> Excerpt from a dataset
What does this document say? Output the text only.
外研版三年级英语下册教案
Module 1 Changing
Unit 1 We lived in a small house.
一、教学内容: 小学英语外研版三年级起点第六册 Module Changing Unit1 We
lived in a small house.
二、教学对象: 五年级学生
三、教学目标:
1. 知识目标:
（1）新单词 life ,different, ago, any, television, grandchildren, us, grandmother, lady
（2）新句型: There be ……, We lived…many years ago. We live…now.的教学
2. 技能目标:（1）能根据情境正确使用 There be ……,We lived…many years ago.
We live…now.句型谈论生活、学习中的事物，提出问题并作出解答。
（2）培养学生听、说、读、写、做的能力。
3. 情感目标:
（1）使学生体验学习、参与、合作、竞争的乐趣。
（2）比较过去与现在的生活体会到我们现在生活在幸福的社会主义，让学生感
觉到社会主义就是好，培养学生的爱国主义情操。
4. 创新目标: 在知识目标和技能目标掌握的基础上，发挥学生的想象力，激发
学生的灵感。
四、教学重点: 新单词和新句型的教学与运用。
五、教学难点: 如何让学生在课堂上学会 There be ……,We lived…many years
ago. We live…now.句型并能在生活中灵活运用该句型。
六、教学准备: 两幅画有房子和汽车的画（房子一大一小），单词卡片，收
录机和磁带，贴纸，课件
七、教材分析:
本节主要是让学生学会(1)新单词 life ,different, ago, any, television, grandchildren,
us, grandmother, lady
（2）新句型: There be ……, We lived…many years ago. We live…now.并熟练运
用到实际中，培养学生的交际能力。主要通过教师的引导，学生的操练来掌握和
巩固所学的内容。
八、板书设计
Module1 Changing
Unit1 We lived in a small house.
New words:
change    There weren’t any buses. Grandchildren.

> Given problem
Scan the material above. Return every line containing the string "Changing".

> Solved problem
Module 1 Changing
一、教学内容: 小学英语外研版三年级起点第六册 Module Changing Unit1 We
Module1 Changing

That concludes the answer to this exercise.